• [What to produce]: Pick out each line with the word "UNITS" from the material that follows.

• [Data]:
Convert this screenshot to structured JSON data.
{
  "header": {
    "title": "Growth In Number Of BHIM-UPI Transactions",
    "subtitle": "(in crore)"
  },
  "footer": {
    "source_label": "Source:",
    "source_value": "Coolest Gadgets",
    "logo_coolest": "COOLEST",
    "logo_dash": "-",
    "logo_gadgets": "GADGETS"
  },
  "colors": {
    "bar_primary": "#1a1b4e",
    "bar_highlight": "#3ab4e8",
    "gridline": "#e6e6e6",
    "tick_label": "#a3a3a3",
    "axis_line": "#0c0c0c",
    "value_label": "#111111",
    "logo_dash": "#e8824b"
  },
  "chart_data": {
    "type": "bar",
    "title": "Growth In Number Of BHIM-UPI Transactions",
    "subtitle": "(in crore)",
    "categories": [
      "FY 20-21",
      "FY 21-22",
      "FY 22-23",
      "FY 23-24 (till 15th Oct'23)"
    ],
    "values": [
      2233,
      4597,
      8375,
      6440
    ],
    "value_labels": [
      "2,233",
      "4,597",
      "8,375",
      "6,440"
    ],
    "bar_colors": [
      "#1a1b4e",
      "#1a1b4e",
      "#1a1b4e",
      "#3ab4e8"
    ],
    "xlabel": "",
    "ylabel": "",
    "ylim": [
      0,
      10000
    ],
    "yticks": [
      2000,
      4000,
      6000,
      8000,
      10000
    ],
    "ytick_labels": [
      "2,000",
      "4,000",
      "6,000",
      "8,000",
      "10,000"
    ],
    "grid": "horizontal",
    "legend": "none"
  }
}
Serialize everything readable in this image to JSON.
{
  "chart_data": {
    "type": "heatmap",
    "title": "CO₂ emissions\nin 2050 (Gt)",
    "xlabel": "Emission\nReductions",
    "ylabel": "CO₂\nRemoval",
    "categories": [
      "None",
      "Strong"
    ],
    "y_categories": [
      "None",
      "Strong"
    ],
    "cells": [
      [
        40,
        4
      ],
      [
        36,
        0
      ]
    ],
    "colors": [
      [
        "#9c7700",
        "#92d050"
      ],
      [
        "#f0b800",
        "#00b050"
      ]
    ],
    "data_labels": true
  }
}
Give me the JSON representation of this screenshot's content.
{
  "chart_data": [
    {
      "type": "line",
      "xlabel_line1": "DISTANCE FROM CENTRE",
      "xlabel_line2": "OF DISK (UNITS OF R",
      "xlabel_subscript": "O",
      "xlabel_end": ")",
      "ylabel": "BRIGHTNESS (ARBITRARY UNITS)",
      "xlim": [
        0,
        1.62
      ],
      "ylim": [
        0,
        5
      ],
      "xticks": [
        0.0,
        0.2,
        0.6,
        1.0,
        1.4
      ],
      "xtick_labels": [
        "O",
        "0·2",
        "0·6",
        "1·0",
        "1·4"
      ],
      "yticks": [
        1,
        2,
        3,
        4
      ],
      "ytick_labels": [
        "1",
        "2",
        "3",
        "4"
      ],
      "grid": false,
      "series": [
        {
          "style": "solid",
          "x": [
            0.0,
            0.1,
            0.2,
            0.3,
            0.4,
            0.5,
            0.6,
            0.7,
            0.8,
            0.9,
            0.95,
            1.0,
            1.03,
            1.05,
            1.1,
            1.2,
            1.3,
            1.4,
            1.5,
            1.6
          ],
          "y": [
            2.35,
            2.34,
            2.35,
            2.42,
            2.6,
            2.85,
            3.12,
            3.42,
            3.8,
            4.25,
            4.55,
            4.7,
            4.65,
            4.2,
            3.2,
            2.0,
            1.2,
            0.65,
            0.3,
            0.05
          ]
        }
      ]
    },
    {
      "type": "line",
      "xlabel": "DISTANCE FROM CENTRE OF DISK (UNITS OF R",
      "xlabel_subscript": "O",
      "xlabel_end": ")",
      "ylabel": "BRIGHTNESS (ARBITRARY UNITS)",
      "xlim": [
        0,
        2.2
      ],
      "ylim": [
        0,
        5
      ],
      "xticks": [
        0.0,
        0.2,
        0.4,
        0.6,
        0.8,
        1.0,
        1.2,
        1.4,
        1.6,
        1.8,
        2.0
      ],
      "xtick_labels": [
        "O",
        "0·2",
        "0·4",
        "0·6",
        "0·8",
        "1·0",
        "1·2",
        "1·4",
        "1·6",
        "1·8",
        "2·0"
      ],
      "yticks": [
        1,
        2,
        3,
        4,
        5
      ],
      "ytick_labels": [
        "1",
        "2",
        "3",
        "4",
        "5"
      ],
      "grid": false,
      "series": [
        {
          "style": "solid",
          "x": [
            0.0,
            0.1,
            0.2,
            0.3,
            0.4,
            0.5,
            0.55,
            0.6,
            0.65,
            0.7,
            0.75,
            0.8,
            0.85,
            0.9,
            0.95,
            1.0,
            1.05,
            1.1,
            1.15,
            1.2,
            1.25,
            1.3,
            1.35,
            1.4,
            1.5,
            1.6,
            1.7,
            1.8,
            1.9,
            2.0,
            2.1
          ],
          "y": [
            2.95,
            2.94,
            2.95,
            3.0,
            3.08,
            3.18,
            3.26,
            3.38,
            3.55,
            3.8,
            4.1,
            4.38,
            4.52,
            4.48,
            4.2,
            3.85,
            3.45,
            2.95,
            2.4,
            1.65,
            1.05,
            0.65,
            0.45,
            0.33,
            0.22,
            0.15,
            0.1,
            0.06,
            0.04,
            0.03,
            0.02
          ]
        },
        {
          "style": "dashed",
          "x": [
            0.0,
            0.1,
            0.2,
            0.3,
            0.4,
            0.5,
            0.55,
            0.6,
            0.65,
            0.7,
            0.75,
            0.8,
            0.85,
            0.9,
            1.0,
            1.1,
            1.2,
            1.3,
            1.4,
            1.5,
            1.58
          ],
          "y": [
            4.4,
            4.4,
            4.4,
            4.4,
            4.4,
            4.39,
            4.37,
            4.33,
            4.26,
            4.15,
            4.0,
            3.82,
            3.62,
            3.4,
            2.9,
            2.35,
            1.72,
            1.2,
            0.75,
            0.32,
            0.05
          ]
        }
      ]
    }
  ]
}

• [Response to this exercise]:
      "xlabel_line2": "OF DISK (UNITS OF R",
      "ylabel": "BRIGHTNESS (ARBITRARY UNITS)",
      "xlabel": "DISTANCE FROM CENTRE OF DISK (UNITS OF R",
      "ylabel": "BRIGHTNESS (ARBITRARY UNITS)",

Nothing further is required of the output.